§ RECORDS FOR THE TASK
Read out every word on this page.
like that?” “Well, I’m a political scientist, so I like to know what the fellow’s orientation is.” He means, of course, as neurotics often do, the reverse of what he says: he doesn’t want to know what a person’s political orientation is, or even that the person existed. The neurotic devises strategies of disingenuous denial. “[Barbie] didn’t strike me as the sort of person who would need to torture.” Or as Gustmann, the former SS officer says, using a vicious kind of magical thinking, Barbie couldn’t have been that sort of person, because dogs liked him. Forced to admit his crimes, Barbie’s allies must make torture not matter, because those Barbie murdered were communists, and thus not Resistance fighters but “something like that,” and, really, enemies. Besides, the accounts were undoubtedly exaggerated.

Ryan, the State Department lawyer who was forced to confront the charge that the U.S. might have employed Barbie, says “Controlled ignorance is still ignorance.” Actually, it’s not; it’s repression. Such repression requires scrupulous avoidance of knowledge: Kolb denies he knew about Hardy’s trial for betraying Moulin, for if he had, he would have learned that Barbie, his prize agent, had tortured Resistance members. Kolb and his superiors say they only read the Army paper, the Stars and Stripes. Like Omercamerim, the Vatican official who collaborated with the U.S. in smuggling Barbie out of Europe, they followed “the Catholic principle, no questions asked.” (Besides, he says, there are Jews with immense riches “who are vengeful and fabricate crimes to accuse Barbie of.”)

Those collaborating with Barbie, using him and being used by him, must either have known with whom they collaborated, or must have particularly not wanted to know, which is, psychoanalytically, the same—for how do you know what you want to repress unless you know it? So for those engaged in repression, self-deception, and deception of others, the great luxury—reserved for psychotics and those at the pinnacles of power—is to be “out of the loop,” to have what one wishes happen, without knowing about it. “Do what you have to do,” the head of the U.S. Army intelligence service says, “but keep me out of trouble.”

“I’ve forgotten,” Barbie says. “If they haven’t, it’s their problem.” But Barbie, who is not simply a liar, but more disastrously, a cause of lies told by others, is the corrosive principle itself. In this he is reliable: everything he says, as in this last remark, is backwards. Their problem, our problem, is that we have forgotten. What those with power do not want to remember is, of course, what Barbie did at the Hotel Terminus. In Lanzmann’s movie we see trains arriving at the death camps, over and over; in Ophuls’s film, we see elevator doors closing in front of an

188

...

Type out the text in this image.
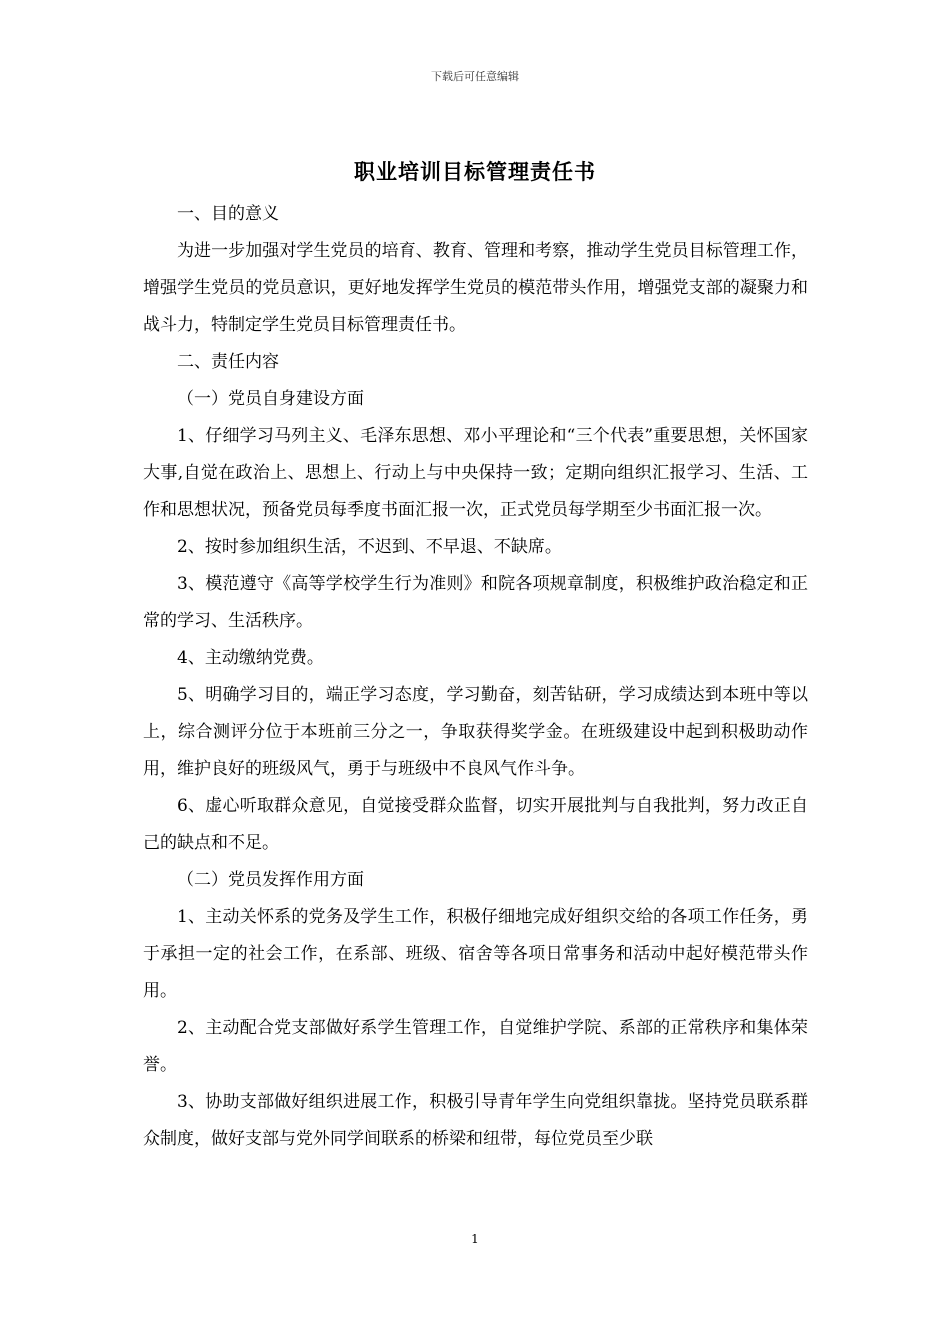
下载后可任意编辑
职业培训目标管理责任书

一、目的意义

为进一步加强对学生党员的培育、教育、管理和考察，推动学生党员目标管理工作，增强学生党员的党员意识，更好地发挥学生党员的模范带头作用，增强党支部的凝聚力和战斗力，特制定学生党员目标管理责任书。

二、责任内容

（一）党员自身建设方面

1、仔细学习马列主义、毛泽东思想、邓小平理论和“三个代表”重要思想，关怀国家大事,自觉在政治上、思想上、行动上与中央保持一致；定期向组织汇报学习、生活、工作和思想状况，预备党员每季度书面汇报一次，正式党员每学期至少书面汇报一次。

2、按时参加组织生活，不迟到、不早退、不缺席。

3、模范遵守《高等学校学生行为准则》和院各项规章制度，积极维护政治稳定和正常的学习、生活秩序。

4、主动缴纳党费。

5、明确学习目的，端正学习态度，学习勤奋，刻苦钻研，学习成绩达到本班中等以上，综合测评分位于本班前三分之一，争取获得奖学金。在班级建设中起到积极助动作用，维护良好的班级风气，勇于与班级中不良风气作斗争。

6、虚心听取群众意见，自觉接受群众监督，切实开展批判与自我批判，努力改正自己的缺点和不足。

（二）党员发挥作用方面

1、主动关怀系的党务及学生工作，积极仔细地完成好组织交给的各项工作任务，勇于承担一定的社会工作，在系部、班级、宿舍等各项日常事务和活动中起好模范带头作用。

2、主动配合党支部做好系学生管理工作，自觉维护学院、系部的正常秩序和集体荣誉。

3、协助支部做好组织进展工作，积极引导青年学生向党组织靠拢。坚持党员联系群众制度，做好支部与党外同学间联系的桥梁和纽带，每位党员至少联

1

==

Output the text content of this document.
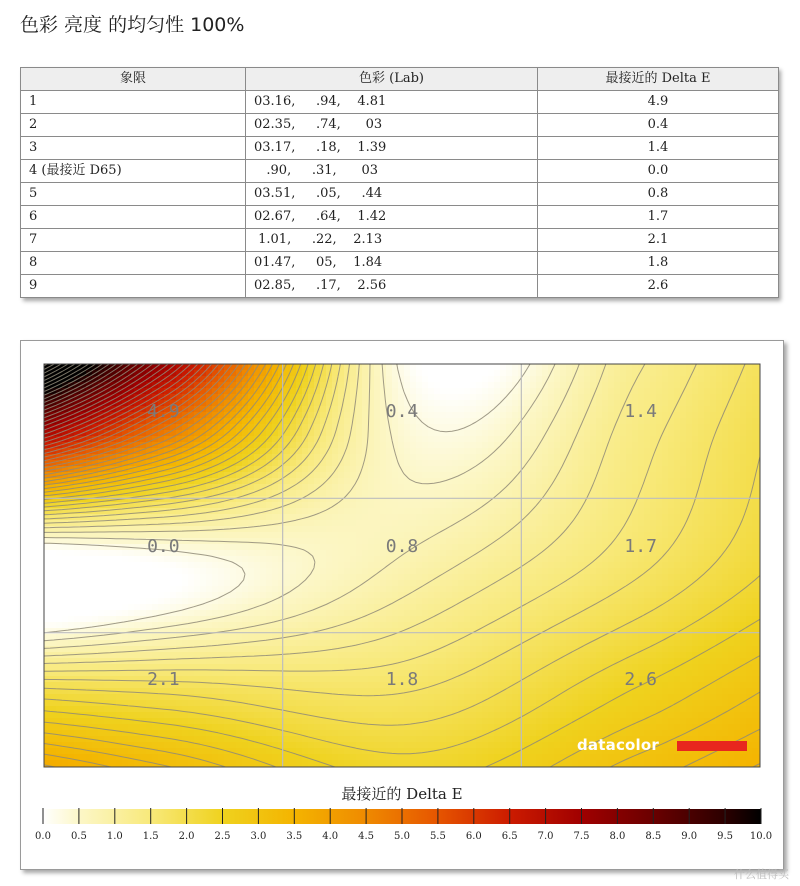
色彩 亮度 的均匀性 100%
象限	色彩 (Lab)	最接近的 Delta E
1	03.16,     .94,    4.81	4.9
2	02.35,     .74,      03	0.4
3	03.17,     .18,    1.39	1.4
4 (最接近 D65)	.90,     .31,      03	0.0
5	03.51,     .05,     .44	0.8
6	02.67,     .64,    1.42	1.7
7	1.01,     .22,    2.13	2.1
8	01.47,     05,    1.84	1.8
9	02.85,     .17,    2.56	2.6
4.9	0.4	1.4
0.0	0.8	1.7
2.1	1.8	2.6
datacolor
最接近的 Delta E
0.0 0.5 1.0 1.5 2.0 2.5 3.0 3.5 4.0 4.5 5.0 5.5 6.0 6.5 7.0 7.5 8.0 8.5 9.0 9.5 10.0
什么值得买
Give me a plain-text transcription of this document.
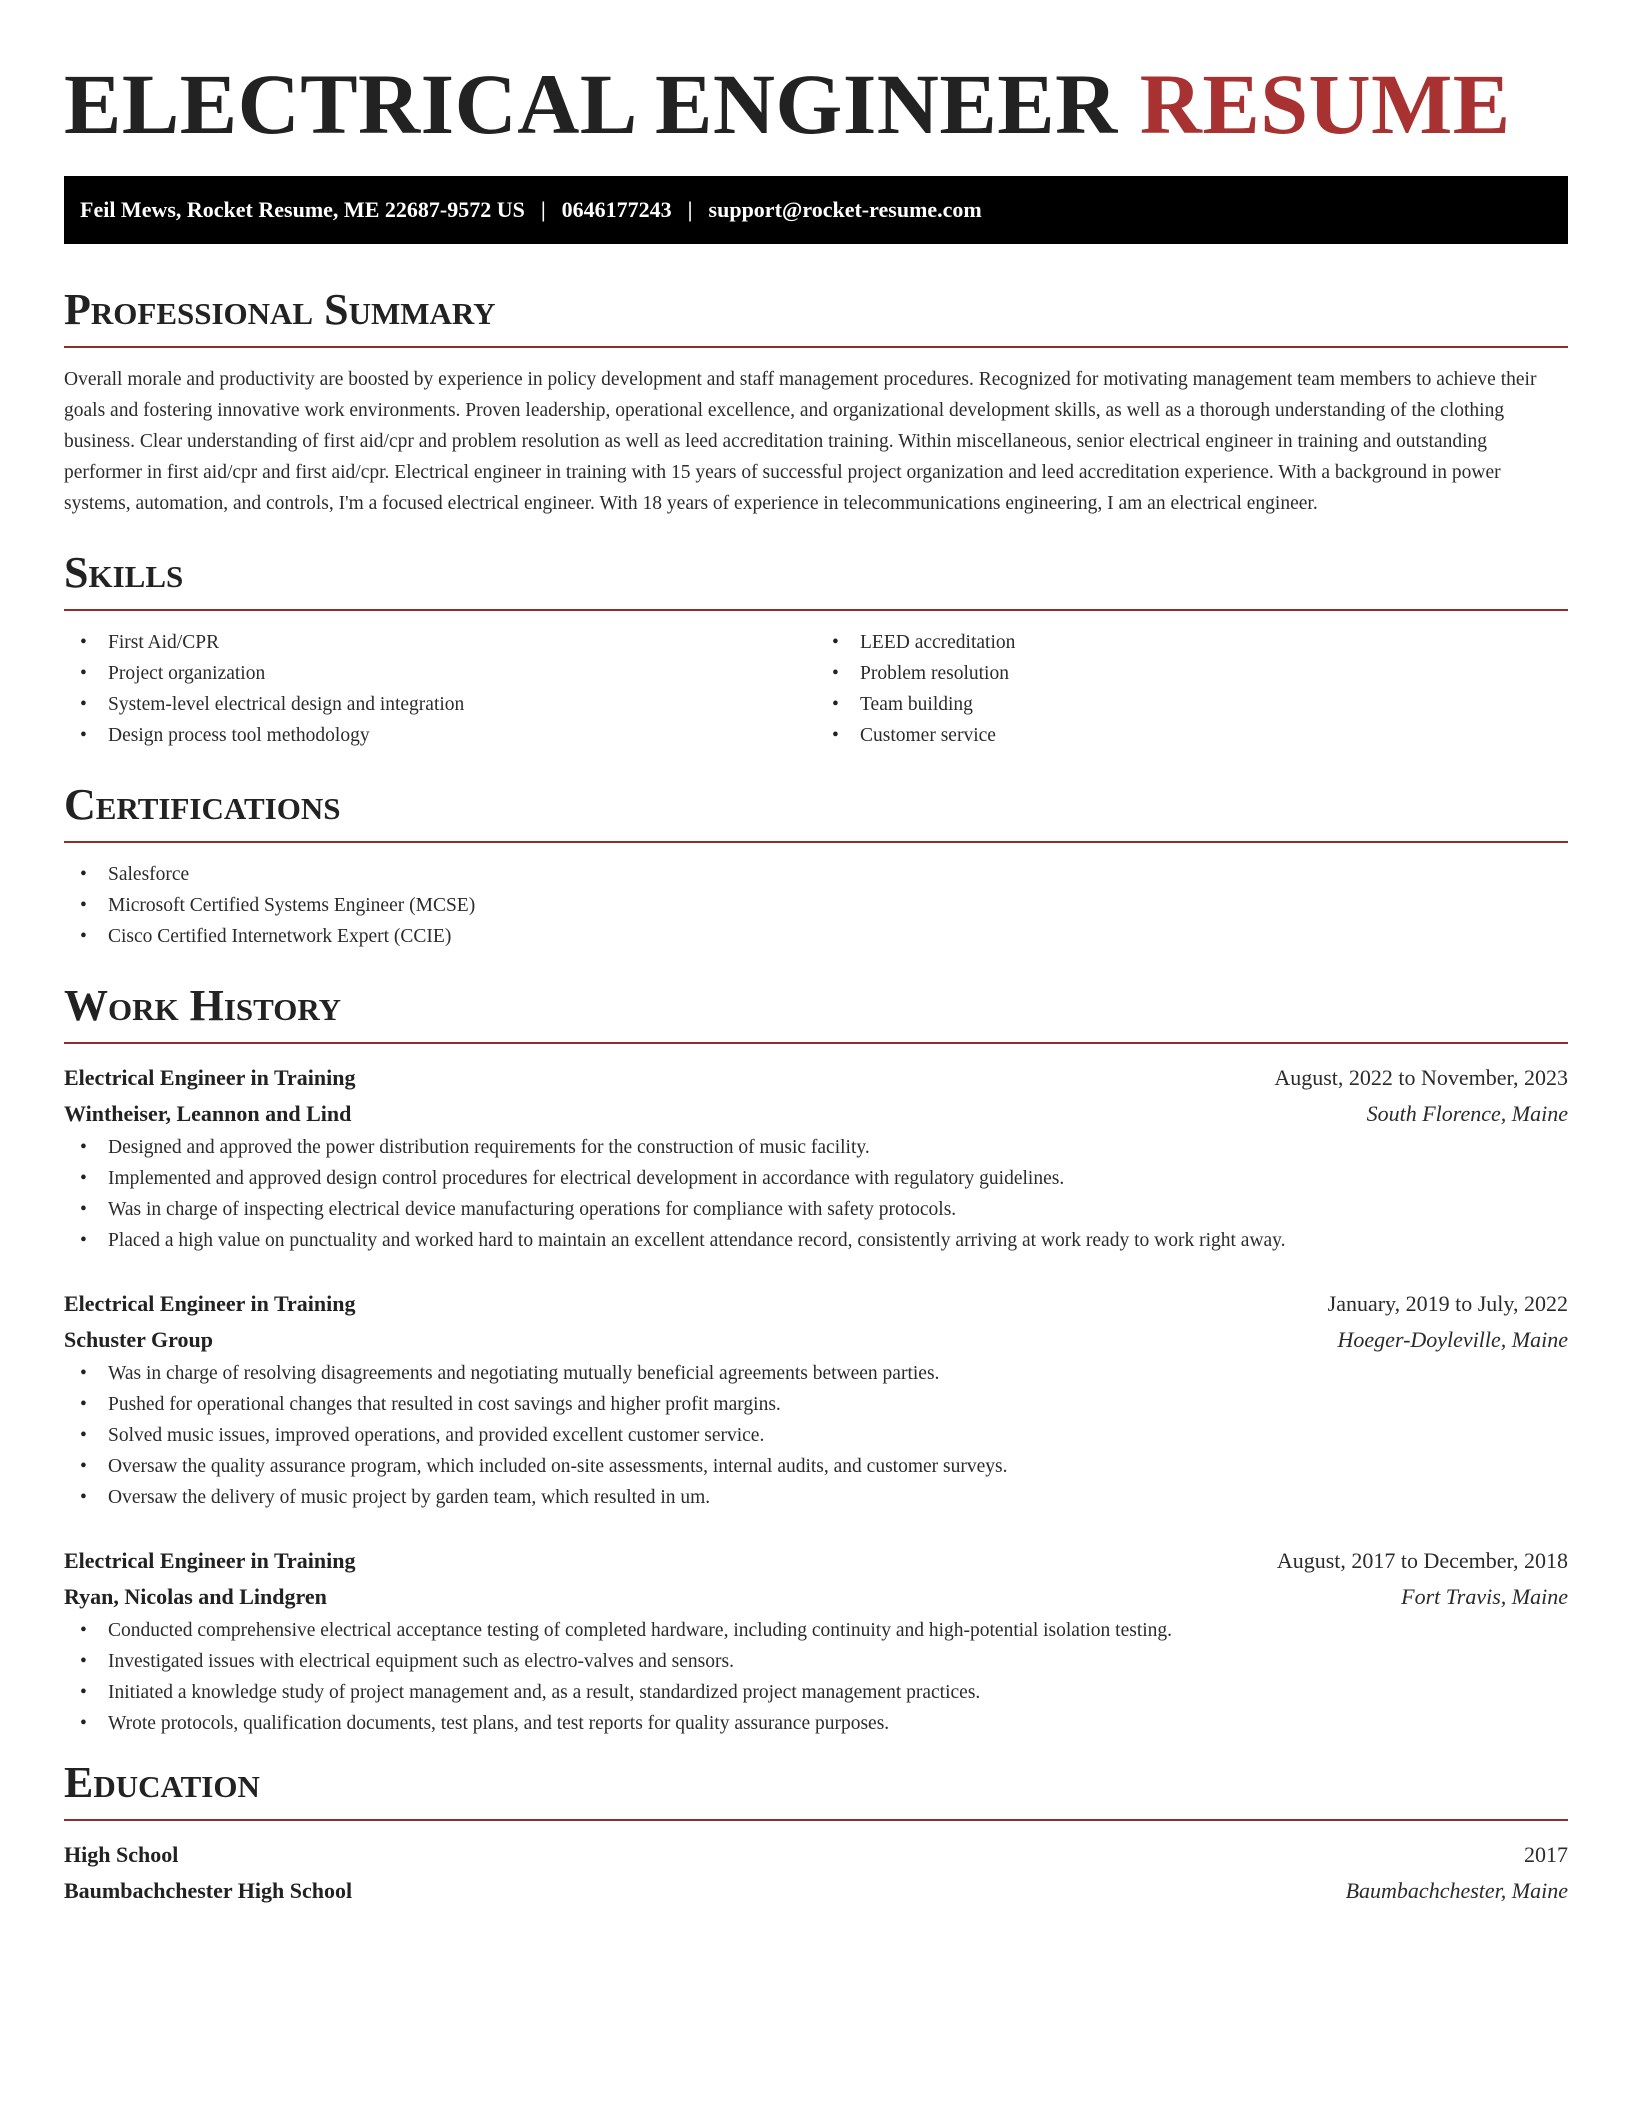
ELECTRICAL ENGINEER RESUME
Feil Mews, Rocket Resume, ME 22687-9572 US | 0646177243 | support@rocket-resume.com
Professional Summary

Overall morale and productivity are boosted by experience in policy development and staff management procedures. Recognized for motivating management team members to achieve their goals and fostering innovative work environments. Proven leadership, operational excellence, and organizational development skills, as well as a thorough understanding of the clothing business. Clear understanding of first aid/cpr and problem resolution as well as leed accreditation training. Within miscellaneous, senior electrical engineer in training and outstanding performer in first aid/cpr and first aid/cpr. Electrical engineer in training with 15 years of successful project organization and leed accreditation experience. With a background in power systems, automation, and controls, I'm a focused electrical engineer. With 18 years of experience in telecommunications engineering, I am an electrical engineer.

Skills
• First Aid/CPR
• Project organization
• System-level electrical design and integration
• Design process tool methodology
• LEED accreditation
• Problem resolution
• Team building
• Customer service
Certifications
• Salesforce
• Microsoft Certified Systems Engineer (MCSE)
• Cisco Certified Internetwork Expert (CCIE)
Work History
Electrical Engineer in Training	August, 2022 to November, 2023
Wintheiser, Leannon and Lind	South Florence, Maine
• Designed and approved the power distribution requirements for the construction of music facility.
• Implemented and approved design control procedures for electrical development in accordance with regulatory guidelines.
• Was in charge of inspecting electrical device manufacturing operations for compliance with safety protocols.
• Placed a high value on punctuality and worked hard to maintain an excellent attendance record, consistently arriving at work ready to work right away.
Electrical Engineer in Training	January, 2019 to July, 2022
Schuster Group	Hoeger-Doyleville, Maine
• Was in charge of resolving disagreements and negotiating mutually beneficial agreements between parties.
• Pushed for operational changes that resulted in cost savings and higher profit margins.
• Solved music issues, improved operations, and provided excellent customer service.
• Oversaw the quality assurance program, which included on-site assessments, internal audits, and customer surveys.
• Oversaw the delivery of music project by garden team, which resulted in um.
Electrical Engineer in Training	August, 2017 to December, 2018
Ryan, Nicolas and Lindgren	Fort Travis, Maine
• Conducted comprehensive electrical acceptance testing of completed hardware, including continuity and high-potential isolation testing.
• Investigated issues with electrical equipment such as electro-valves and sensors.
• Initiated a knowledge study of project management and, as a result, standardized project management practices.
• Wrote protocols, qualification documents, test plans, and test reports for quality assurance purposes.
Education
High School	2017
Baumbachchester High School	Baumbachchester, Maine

§ WHAT TO PRODUCE
Look above for every line with the word "Certified" and copy it.

§ EXERCISE ANSWER
• Microsoft Certified Systems Engineer (MCSE)
• Cisco Certified Internetwork Expert (CCIE)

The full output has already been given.